- _Directions_:
Identify the lines bearing the string "name" and gather them.

- _Material provided_:

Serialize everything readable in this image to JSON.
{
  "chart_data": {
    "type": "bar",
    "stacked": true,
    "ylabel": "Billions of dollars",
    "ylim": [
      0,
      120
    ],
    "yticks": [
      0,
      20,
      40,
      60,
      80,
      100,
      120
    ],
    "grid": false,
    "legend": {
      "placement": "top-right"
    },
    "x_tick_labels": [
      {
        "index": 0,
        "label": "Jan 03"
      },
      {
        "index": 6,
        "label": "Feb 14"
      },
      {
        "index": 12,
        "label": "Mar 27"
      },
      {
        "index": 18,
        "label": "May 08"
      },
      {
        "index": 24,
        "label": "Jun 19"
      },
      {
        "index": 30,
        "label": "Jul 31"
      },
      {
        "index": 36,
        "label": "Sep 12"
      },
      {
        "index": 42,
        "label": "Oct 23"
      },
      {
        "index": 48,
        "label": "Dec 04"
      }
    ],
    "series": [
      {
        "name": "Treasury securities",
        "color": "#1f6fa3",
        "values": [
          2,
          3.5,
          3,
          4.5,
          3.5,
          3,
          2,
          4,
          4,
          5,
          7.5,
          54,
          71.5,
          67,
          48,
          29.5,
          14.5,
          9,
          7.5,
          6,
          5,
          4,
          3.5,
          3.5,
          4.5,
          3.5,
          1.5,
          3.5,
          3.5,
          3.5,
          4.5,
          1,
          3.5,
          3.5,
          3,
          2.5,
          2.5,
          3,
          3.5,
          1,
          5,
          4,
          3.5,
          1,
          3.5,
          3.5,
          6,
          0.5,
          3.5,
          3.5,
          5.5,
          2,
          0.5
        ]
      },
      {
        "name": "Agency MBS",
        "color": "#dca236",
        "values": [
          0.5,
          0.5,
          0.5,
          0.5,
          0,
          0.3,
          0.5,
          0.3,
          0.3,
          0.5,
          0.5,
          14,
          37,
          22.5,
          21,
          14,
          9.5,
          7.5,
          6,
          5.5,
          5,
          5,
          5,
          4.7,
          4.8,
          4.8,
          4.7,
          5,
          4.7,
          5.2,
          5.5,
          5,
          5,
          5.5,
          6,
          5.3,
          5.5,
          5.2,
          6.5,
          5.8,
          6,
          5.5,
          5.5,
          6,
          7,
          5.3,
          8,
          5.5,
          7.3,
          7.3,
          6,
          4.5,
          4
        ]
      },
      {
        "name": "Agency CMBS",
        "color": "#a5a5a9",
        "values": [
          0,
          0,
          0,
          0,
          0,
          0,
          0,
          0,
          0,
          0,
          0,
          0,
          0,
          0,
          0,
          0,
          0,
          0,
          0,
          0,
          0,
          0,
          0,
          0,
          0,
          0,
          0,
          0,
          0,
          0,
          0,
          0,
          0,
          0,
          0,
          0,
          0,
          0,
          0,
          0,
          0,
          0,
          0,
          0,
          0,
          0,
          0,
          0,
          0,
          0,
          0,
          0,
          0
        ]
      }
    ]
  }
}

- _Worked solution_:
        "name": "Treasury securities",
        "name": "Agency MBS",
        "name": "Agency CMBS",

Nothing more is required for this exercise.